■ **Description of the task**
Where a line of the material contains the string "meinen", copy that line.

(Dataset records)

(begin)

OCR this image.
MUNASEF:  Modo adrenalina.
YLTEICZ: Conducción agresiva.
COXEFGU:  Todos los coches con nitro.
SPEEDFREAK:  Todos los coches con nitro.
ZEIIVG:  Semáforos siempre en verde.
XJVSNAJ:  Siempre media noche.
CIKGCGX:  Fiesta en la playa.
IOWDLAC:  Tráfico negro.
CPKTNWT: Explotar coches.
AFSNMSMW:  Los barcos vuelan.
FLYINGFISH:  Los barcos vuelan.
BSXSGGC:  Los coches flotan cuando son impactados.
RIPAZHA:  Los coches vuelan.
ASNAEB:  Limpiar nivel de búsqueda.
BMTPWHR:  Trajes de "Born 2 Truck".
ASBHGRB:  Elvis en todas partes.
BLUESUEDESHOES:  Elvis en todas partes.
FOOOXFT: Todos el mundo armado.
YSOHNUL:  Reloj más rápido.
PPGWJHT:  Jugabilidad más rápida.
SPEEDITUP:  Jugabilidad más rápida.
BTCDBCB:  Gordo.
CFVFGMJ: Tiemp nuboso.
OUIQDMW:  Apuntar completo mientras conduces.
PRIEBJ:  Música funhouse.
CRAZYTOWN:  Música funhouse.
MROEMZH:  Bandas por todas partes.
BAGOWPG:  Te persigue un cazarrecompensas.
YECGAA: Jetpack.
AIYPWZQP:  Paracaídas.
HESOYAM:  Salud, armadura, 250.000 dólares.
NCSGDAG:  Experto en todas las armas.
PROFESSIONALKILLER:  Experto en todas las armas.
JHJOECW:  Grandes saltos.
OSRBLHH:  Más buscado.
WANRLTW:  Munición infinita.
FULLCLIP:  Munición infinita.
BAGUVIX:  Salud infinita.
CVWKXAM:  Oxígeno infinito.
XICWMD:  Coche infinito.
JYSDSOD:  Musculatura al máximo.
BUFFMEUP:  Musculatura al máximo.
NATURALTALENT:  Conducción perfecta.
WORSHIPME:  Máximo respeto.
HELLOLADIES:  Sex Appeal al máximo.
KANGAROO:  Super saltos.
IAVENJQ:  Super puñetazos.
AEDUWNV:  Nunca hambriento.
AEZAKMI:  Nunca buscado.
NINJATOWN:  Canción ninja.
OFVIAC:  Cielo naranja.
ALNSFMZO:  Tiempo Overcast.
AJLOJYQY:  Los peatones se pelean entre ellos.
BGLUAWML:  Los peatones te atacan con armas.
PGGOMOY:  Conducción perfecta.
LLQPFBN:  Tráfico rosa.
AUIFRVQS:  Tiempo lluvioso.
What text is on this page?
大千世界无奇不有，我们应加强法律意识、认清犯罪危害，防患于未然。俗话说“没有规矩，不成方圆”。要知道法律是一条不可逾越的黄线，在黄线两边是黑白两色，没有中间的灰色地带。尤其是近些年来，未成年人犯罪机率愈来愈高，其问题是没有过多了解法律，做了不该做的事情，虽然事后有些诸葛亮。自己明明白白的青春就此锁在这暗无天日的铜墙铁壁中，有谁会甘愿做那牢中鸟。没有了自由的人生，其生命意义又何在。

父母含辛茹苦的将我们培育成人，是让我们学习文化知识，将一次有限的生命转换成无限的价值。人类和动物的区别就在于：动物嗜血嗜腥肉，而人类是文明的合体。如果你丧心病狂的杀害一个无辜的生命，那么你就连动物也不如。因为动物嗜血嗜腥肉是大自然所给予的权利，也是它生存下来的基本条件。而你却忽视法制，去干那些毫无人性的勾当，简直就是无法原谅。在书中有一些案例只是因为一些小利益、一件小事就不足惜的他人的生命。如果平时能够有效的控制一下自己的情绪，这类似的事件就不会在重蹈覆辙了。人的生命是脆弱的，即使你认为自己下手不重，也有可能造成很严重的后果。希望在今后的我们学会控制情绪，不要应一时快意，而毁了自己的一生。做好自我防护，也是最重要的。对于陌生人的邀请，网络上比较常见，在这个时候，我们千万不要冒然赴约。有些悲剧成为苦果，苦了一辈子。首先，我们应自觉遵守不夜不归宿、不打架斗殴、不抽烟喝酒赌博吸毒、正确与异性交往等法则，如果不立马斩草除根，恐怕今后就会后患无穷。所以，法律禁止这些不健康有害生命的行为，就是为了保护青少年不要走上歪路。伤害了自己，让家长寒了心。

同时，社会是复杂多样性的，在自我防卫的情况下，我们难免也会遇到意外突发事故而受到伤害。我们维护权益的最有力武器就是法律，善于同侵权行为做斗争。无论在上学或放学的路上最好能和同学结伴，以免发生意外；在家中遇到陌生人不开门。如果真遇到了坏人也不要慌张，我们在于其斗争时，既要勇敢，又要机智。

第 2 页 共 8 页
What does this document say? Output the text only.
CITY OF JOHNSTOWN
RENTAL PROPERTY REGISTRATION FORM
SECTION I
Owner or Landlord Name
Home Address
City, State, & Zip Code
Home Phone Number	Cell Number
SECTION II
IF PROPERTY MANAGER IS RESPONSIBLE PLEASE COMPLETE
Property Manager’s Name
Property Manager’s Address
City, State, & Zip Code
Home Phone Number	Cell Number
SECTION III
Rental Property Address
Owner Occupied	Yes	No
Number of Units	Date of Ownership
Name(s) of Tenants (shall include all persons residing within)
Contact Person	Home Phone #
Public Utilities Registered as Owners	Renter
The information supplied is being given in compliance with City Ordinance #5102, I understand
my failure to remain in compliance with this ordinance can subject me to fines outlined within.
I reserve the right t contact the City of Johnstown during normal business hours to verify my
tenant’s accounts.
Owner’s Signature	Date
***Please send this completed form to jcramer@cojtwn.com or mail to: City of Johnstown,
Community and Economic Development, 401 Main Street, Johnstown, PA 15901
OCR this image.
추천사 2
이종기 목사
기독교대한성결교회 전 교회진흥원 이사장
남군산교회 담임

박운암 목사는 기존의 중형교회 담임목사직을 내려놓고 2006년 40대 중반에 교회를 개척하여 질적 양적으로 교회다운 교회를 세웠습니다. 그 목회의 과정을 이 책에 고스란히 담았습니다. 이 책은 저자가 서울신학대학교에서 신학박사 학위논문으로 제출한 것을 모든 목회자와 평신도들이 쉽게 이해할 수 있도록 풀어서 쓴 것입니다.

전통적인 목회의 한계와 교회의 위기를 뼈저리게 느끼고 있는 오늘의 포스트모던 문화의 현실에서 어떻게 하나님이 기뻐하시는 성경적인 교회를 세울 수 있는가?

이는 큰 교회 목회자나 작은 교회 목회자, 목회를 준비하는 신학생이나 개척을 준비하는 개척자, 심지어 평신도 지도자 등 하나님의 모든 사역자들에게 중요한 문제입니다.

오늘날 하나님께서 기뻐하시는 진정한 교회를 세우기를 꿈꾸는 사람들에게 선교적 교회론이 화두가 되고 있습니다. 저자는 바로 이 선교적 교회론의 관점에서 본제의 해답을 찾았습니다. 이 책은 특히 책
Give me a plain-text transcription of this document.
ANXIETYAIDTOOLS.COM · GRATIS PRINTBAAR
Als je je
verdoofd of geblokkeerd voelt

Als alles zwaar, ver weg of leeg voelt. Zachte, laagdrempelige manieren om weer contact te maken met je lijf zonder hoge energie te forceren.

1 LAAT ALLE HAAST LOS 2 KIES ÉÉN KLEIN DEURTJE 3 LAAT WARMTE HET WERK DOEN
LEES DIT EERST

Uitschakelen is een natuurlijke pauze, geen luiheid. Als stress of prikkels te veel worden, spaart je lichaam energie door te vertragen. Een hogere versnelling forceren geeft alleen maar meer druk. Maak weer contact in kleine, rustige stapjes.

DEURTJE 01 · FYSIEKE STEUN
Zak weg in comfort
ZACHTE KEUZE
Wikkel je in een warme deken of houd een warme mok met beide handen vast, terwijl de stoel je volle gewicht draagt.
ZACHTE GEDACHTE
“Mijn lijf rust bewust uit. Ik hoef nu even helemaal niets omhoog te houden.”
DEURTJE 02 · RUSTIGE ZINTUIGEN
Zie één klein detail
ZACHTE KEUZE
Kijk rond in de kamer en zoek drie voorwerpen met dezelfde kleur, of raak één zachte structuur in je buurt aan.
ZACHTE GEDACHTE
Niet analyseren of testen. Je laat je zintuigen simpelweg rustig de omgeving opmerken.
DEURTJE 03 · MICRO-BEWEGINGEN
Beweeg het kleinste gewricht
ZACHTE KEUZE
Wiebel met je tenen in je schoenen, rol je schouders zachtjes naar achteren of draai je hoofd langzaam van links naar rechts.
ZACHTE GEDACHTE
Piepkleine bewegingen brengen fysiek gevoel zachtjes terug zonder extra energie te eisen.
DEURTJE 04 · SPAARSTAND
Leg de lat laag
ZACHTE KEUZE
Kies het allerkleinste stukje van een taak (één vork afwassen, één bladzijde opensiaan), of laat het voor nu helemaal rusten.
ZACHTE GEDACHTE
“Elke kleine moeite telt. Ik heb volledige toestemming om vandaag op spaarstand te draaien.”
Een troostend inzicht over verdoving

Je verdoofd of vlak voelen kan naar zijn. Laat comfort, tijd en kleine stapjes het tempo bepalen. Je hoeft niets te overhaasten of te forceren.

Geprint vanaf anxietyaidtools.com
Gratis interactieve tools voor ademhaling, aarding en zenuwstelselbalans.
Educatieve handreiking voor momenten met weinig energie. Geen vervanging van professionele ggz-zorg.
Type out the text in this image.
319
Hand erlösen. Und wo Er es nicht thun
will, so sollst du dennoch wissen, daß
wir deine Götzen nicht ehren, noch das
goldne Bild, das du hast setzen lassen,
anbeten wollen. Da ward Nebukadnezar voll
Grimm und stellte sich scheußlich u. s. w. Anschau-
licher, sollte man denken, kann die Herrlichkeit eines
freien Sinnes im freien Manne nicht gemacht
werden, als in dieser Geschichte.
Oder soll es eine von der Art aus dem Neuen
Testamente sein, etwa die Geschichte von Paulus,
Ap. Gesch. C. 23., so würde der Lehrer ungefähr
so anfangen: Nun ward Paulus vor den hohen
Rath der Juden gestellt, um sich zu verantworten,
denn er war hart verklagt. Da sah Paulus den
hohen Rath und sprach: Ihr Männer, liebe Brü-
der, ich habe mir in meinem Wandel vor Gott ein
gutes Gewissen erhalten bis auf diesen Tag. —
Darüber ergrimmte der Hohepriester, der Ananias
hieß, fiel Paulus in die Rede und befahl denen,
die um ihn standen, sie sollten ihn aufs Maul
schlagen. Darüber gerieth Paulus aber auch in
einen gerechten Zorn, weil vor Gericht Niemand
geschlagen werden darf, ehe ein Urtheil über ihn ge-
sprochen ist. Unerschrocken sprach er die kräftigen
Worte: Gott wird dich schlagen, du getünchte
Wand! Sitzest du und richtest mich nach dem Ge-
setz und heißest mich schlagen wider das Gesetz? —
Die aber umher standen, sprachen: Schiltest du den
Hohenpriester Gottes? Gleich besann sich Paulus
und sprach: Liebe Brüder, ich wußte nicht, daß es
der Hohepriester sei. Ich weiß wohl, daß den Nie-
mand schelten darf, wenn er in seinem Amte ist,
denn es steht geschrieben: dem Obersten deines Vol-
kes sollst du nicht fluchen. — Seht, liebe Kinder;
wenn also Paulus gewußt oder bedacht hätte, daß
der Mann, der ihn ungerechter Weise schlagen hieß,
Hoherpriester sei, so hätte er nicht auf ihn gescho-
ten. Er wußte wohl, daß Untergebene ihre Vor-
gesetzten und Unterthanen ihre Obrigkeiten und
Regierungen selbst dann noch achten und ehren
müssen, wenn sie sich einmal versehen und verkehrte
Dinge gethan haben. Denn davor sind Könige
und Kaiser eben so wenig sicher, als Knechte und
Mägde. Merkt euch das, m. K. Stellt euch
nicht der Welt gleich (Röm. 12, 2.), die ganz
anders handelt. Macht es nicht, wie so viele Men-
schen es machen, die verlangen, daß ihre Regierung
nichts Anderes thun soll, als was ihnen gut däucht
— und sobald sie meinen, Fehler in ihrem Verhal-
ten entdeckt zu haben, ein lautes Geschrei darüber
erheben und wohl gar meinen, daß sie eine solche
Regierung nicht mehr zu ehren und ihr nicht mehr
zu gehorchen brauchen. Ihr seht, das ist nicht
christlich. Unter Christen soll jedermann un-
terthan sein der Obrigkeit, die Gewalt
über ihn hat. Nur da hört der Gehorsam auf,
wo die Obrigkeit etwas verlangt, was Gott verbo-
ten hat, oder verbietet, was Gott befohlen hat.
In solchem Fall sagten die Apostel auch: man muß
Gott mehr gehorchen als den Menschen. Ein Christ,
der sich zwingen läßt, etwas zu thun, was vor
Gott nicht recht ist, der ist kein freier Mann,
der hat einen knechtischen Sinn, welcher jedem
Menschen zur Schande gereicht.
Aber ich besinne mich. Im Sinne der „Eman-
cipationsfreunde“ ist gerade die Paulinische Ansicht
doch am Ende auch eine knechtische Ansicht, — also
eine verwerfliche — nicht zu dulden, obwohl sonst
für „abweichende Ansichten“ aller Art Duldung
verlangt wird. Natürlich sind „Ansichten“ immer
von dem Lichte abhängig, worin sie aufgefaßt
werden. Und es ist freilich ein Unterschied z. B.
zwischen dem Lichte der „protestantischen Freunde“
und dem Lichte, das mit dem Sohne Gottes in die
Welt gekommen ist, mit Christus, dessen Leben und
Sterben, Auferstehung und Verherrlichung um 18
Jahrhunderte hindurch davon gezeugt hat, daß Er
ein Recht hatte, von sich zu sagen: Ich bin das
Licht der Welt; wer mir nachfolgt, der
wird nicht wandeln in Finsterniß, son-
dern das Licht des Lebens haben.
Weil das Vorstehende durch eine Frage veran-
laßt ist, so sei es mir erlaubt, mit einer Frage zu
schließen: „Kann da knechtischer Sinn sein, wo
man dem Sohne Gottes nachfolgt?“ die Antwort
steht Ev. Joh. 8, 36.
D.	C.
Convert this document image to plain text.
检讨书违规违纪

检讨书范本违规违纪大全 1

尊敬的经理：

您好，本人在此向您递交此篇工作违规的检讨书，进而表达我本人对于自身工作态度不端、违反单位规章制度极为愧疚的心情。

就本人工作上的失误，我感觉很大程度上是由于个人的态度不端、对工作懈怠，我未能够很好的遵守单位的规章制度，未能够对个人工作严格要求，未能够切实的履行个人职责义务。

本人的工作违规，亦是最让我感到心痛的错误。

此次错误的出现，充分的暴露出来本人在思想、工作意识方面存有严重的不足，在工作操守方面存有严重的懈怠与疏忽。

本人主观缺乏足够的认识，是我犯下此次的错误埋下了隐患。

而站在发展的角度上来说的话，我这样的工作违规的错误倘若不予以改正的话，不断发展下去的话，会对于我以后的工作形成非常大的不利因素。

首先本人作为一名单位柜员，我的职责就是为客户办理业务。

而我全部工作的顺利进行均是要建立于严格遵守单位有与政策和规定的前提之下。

(end)

■ **Output**
— und sobald sie meinen, Fehler in ihrem Verhal-
erheben und wohl gar meinen, daß sie eine solche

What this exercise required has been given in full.